• _WHAT TO DO_: Retype the following lines exactly as they appear, covering all of the data.

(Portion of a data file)
_ _ _ _

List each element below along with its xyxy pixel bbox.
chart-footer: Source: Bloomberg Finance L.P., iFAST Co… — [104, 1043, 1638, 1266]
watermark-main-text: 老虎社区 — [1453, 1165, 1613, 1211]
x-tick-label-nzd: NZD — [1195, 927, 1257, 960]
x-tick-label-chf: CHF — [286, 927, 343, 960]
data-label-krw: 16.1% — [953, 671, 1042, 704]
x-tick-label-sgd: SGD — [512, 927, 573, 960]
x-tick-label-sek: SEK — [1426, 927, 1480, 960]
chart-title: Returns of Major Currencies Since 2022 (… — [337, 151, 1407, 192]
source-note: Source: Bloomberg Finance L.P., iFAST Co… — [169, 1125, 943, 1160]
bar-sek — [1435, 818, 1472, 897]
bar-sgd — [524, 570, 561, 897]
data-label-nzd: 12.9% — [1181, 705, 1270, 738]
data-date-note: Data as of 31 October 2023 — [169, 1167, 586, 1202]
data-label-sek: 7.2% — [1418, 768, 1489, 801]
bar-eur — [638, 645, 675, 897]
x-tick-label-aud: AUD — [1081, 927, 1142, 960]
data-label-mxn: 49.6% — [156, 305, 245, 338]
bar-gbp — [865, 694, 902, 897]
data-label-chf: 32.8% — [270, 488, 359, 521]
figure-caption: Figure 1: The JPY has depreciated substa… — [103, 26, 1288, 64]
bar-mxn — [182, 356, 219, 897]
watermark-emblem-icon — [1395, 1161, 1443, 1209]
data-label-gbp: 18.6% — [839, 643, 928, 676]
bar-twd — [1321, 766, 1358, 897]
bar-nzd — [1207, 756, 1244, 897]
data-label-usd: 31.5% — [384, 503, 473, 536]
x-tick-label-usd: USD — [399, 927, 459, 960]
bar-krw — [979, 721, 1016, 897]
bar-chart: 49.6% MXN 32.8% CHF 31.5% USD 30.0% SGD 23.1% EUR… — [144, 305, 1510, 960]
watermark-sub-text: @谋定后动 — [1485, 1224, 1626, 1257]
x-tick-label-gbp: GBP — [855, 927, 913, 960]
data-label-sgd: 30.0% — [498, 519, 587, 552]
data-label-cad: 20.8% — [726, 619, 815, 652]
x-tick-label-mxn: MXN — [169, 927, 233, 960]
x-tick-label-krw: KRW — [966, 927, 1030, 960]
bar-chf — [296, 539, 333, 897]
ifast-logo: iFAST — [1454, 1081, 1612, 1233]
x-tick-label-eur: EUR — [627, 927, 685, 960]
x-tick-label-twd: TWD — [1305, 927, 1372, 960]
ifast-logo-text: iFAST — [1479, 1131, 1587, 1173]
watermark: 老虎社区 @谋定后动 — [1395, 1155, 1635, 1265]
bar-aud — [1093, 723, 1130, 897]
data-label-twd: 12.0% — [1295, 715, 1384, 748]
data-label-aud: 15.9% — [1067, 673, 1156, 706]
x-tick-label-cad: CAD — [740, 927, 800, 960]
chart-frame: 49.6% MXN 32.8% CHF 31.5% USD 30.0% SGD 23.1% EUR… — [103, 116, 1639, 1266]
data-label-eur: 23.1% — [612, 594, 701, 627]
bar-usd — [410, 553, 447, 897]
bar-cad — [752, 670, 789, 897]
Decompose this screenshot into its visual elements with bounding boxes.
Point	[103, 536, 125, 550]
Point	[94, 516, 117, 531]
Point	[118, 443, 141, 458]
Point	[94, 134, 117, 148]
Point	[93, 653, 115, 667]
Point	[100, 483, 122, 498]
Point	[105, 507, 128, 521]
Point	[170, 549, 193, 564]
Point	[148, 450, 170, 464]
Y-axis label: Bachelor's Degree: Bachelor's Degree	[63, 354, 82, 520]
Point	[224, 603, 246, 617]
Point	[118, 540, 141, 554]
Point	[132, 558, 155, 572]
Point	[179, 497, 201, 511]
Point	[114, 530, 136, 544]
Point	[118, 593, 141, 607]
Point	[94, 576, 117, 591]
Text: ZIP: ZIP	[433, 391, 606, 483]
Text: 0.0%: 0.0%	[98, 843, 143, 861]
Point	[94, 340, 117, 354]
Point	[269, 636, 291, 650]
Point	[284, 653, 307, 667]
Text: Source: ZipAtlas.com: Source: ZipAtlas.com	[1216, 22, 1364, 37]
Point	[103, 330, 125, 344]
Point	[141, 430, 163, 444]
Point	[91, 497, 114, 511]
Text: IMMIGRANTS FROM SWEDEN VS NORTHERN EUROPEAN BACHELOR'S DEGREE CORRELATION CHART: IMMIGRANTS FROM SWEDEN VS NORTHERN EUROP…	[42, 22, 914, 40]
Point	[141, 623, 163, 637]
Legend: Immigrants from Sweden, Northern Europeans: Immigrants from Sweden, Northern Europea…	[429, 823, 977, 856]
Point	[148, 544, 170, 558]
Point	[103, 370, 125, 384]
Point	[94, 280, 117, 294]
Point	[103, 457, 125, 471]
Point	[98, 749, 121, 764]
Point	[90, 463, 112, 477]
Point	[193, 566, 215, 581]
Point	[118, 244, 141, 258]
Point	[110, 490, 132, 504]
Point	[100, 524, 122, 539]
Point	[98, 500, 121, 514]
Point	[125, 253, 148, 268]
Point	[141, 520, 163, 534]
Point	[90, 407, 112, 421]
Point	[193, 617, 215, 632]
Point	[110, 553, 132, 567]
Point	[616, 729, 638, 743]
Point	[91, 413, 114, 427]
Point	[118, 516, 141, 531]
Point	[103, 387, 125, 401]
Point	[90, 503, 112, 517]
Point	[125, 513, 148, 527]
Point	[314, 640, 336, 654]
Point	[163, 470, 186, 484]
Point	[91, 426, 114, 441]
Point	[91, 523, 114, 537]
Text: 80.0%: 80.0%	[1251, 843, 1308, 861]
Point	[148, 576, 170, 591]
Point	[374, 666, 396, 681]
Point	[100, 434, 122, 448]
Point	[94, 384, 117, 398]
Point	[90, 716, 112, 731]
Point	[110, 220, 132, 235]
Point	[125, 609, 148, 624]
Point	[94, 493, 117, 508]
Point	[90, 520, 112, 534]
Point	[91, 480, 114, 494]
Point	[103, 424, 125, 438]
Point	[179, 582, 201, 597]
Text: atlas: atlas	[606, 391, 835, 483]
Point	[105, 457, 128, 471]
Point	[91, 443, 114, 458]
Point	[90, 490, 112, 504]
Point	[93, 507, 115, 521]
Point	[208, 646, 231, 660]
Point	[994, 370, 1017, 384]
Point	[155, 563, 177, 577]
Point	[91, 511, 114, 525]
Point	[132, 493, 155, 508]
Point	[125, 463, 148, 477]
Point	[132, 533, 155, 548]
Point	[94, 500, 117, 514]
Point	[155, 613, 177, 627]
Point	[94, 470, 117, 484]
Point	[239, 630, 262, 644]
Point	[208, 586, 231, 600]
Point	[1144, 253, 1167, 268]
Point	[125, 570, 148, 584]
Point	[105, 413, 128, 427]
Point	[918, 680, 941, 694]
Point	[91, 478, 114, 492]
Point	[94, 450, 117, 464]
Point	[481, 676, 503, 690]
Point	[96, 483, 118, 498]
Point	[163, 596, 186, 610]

_ _ _ _

• _FINAL RESULT_:
List each element below along with its xyxy pixel bbox.
chart-footer: Source: Bloomberg Finance L.P., iFAST Co… — [104, 1043, 1638, 1266]
watermark-main-text: 老虎社区 — [1453, 1165, 1613, 1211]
x-tick-label-nzd: NZD — [1195, 927, 1257, 960]
x-tick-label-chf: CHF — [286, 927, 343, 960]
data-label-krw: 16.1% — [953, 671, 1042, 704]
x-tick-label-sgd: SGD — [512, 927, 573, 960]
x-tick-label-sek: SEK — [1426, 927, 1480, 960]
chart-title: Returns of Major Currencies Since 2022 (… — [337, 151, 1407, 192]
source-note: Source: Bloomberg Finance L.P., iFAST Co… — [169, 1125, 943, 1160]
bar-sek — [1435, 818, 1472, 897]
bar-sgd — [524, 570, 561, 897]
data-label-nzd: 12.9% — [1181, 705, 1270, 738]
data-date-note: Data as of 31 October 2023 — [169, 1167, 586, 1202]
data-label-sek: 7.2% — [1418, 768, 1489, 801]
bar-eur — [638, 645, 675, 897]
x-tick-label-aud: AUD — [1081, 927, 1142, 960]
data-label-mxn: 49.6% — [156, 305, 245, 338]
bar-gbp — [865, 694, 902, 897]
data-label-chf: 32.8% — [270, 488, 359, 521]
figure-caption: Figure 1: The JPY has depreciated substa… — [103, 26, 1288, 64]
bar-mxn — [182, 356, 219, 897]
watermark-emblem-icon — [1395, 1161, 1443, 1209]
data-label-gbp: 18.6% — [839, 643, 928, 676]
bar-twd — [1321, 766, 1358, 897]
bar-nzd — [1207, 756, 1244, 897]
data-label-usd: 31.5% — [384, 503, 473, 536]
x-tick-label-usd: USD — [399, 927, 459, 960]
bar-krw — [979, 721, 1016, 897]
bar-chart: 49.6% MXN 32.8% CHF 31.5% USD 30.0% SGD 23.1% EUR… — [144, 305, 1510, 960]
watermark-sub-text: @谋定后动 — [1485, 1224, 1626, 1257]
x-tick-label-gbp: GBP — [855, 927, 913, 960]
data-label-sgd: 30.0% — [498, 519, 587, 552]
data-label-cad: 20.8% — [726, 619, 815, 652]
x-tick-label-mxn: MXN — [169, 927, 233, 960]
x-tick-label-krw: KRW — [966, 927, 1030, 960]
bar-chf — [296, 539, 333, 897]
ifast-logo: iFAST — [1454, 1081, 1612, 1233]
x-tick-label-eur: EUR — [627, 927, 685, 960]
x-tick-label-twd: TWD — [1305, 927, 1372, 960]
ifast-logo-text: iFAST — [1479, 1131, 1587, 1173]
watermark: 老虎社区 @谋定后动 — [1395, 1155, 1635, 1265]
bar-aud — [1093, 723, 1130, 897]
data-label-twd: 12.0% — [1295, 715, 1384, 748]
data-label-aud: 15.9% — [1067, 673, 1156, 706]
x-tick-label-cad: CAD — [740, 927, 800, 960]
chart-frame: 49.6% MXN 32.8% CHF 31.5% USD 30.0% SGD 23.1% EUR… — [103, 116, 1639, 1266]
data-label-eur: 23.1% — [612, 594, 701, 627]
bar-usd — [410, 553, 447, 897]
bar-cad — [752, 670, 789, 897]
Decompose this screenshot into its visual elements with bounding boxes.
Point	[103, 536, 125, 550]
Point	[94, 516, 117, 531]
Point	[118, 443, 141, 458]
Point	[94, 134, 117, 148]
Point	[93, 653, 115, 667]
Point	[100, 483, 122, 498]
Point	[105, 507, 128, 521]
Point	[170, 549, 193, 564]
Point	[148, 450, 170, 464]
Y-axis label: Bachelor's Degree: Bachelor's Degree	[63, 354, 82, 520]
Point	[224, 603, 246, 617]
Point	[118, 540, 141, 554]
Point	[132, 558, 155, 572]
Point	[179, 497, 201, 511]
Point	[114, 530, 136, 544]
Point	[118, 593, 141, 607]
Point	[94, 576, 117, 591]
Text: ZIP: ZIP	[433, 391, 606, 483]
Text: 0.0%: 0.0%	[98, 843, 143, 861]
Point	[94, 340, 117, 354]
Point	[269, 636, 291, 650]
Point	[284, 653, 307, 667]
Text: Source: ZipAtlas.com: Source: ZipAtlas.com	[1216, 22, 1364, 37]
Point	[103, 330, 125, 344]
Point	[141, 430, 163, 444]
Point	[91, 497, 114, 511]
Text: IMMIGRANTS FROM SWEDEN VS NORTHERN EUROPEAN BACHELOR'S DEGREE CORRELATION CHART: IMMIGRANTS FROM SWEDEN VS NORTHERN EUROP…	[42, 22, 914, 40]
Point	[141, 623, 163, 637]
Legend: Immigrants from Sweden, Northern Europeans: Immigrants from Sweden, Northern Europea…	[429, 823, 977, 856]
Point	[148, 544, 170, 558]
Point	[103, 370, 125, 384]
Point	[94, 280, 117, 294]
Point	[103, 457, 125, 471]
Point	[98, 749, 121, 764]
Point	[90, 463, 112, 477]
Point	[193, 566, 215, 581]
Point	[118, 244, 141, 258]
Point	[110, 490, 132, 504]
Point	[100, 524, 122, 539]
Point	[98, 500, 121, 514]
Point	[125, 253, 148, 268]
Point	[141, 520, 163, 534]
Point	[90, 407, 112, 421]
Point	[193, 617, 215, 632]
Point	[110, 553, 132, 567]
Point	[616, 729, 638, 743]
Point	[91, 413, 114, 427]
Point	[118, 516, 141, 531]
Point	[103, 387, 125, 401]
Point	[90, 503, 112, 517]
Point	[125, 513, 148, 527]
Point	[314, 640, 336, 654]
Point	[163, 470, 186, 484]
Point	[91, 426, 114, 441]
Point	[91, 523, 114, 537]
Text: 80.0%: 80.0%	[1251, 843, 1308, 861]
Point	[148, 576, 170, 591]
Point	[374, 666, 396, 681]
Point	[100, 434, 122, 448]
Point	[94, 384, 117, 398]
Point	[90, 716, 112, 731]
Point	[110, 220, 132, 235]
Point	[125, 609, 148, 624]
Point	[94, 493, 117, 508]
Point	[90, 520, 112, 534]
Point	[91, 480, 114, 494]
Point	[103, 424, 125, 438]
Point	[179, 582, 201, 597]
Text: atlas: atlas	[606, 391, 835, 483]
Point	[105, 457, 128, 471]
Point	[91, 443, 114, 458]
Point	[90, 490, 112, 504]
Point	[93, 507, 115, 521]
Point	[208, 646, 231, 660]
Point	[994, 370, 1017, 384]
Point	[155, 563, 177, 577]
Point	[91, 511, 114, 525]
Point	[132, 493, 155, 508]
Point	[125, 463, 148, 477]
Point	[132, 533, 155, 548]
Point	[94, 500, 117, 514]
Point	[155, 613, 177, 627]
Point	[94, 470, 117, 484]
Point	[239, 630, 262, 644]
Point	[208, 586, 231, 600]
Point	[1144, 253, 1167, 268]
Point	[125, 570, 148, 584]
Point	[105, 413, 128, 427]
Point	[918, 680, 941, 694]
Point	[91, 478, 114, 492]
Point	[94, 450, 117, 464]
Point	[481, 676, 503, 690]
Point	[96, 483, 118, 498]
Point	[163, 596, 186, 610]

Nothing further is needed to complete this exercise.